■ **Provided records**
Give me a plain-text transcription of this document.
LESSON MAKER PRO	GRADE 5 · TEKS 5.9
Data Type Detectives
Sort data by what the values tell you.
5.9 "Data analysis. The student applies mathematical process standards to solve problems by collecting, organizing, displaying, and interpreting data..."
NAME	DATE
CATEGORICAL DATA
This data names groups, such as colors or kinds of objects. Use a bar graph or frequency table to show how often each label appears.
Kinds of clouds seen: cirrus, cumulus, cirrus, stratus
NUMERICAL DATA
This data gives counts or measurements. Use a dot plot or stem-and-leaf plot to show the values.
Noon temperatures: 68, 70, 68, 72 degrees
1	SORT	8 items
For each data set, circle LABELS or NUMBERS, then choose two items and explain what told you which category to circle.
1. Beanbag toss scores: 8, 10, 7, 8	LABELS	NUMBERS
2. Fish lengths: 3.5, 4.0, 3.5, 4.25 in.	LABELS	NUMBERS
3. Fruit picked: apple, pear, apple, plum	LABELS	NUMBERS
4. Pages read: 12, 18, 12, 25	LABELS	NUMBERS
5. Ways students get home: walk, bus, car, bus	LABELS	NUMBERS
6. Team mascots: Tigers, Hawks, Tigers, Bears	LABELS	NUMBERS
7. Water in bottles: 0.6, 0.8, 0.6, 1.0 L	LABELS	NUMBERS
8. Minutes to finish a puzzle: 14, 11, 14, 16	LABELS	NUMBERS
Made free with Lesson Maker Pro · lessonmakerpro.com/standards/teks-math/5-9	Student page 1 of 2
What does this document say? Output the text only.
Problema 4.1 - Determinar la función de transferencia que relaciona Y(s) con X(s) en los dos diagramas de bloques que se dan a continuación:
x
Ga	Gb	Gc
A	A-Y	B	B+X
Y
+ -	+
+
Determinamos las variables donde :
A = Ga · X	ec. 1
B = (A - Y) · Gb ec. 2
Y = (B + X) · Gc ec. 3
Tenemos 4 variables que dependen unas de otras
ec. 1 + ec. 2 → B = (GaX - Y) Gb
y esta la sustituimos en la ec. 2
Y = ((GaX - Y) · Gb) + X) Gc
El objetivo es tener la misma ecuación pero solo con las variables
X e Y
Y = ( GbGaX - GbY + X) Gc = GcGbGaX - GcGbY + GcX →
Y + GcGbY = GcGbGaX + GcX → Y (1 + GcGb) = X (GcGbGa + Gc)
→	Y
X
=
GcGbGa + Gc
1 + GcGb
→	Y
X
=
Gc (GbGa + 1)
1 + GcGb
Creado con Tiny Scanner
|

■ **Do this**
Return exactly the lines from the one containing "What does this" to the last line of the data, and nothing more.

■ **Response to this exercise**
What does this document say? Output the text only.
Problema 4.1 - Determinar la función de transferencia que relaciona Y(s) con X(s) en los dos diagramas de bloques que se dan a continuación:
x
Ga	Gb	Gc
A	A-Y	B	B+X
Y
+ -	+
+
Determinamos las variables donde :
A = Ga · X	ec. 1
B = (A - Y) · Gb ec. 2
Y = (B + X) · Gc ec. 3
Tenemos 4 variables que dependen unas de otras
ec. 1 + ec. 2 → B = (GaX - Y) Gb
y esta la sustituimos en la ec. 2
Y = ((GaX - Y) · Gb) + X) Gc
El objetivo es tener la misma ecuación pero solo con las variables
X e Y
Y = ( GbGaX - GbY + X) Gc = GcGbGaX - GcGbY + GcX →
Y + GcGbY = GcGbGaX + GcX → Y (1 + GcGb) = X (GcGbGa + Gc)
→	Y
X
=
GcGbGa + Gc
1 + GcGb
→	Y
X
=
Gc (GbGa + 1)
1 + GcGb
Creado con Tiny Scanner
|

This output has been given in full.